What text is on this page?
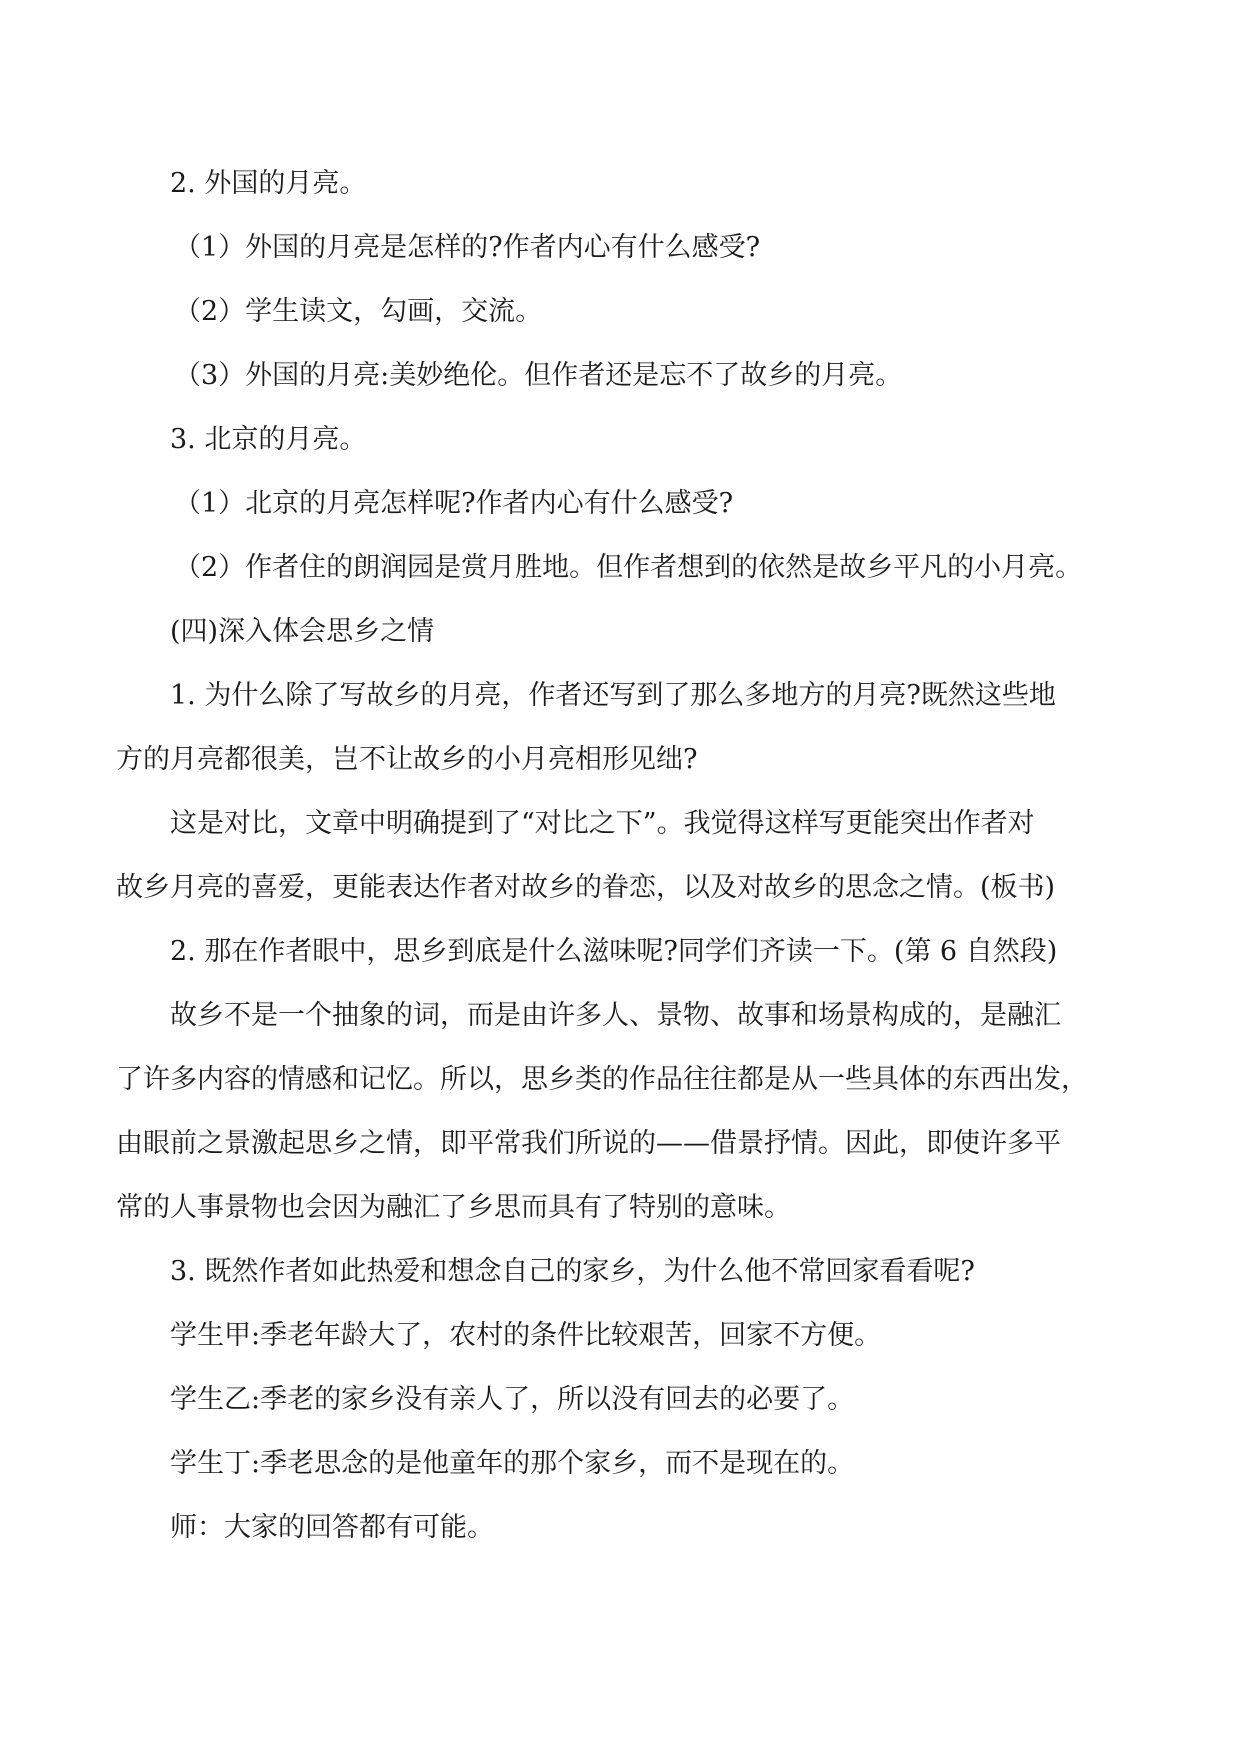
2. 外国的月亮。
（1）外国的月亮是怎样的?作者内心有什么感受?
（2）学生读文，勾画，交流。
（3）外国的月亮:美妙绝伦。但作者还是忘不了故乡的月亮。
3. 北京的月亮。
（1）北京的月亮怎样呢?作者内心有什么感受?
（2）作者住的朗润园是赏月胜地。但作者想到的依然是故乡平凡的小月亮。
(四)深入体会思乡之情
1. 为什么除了写故乡的月亮，作者还写到了那么多地方的月亮?既然这些地
方的月亮都很美，岂不让故乡的小月亮相形见绌?
这是对比，文章中明确提到了“对比之下”。我觉得这样写更能突出作者对
故乡月亮的喜爱，更能表达作者对故乡的眷恋，以及对故乡的思念之情。(板书)
2. 那在作者眼中，思乡到底是什么滋味呢?同学们齐读一下。(第 6 自然段)
故乡不是一个抽象的词，而是由许多人、景物、故事和场景构成的，是融汇
了许多内容的情感和记忆。所以，思乡类的作品往往都是从一些具体的东西出发，
由眼前之景激起思乡之情，即平常我们所说的——借景抒情。因此，即使许多平
常的人事景物也会因为融汇了乡思而具有了特别的意味。
3. 既然作者如此热爱和想念自己的家乡，为什么他不常回家看看呢?
学生甲:季老年龄大了，农村的条件比较艰苦，回家不方便。
学生乙:季老的家乡没有亲人了，所以没有回去的必要了。
学生丁:季老思念的是他童年的那个家乡，而不是现在的。
师：大家的回答都有可能。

═══

All of the entries need to be transcribed word for word; pictures are left out.

Response to this exercise:
What text is on this page?
2. 外国的月亮。
（1）外国的月亮是怎样的?作者内心有什么感受?
（2）学生读文，勾画，交流。
（3）外国的月亮:美妙绝伦。但作者还是忘不了故乡的月亮。
3. 北京的月亮。
（1）北京的月亮怎样呢?作者内心有什么感受?
（2）作者住的朗润园是赏月胜地。但作者想到的依然是故乡平凡的小月亮。
(四)深入体会思乡之情
1. 为什么除了写故乡的月亮，作者还写到了那么多地方的月亮?既然这些地
方的月亮都很美，岂不让故乡的小月亮相形见绌?
这是对比，文章中明确提到了“对比之下”。我觉得这样写更能突出作者对
故乡月亮的喜爱，更能表达作者对故乡的眷恋，以及对故乡的思念之情。(板书)
2. 那在作者眼中，思乡到底是什么滋味呢?同学们齐读一下。(第 6 自然段)
故乡不是一个抽象的词，而是由许多人、景物、故事和场景构成的，是融汇
了许多内容的情感和记忆。所以，思乡类的作品往往都是从一些具体的东西出发，
由眼前之景激起思乡之情，即平常我们所说的——借景抒情。因此，即使许多平
常的人事景物也会因为融汇了乡思而具有了特别的意味。
3. 既然作者如此热爱和想念自己的家乡，为什么他不常回家看看呢?
学生甲:季老年龄大了，农村的条件比较艰苦，回家不方便。
学生乙:季老的家乡没有亲人了，所以没有回去的必要了。
学生丁:季老思念的是他童年的那个家乡，而不是现在的。
师：大家的回答都有可能。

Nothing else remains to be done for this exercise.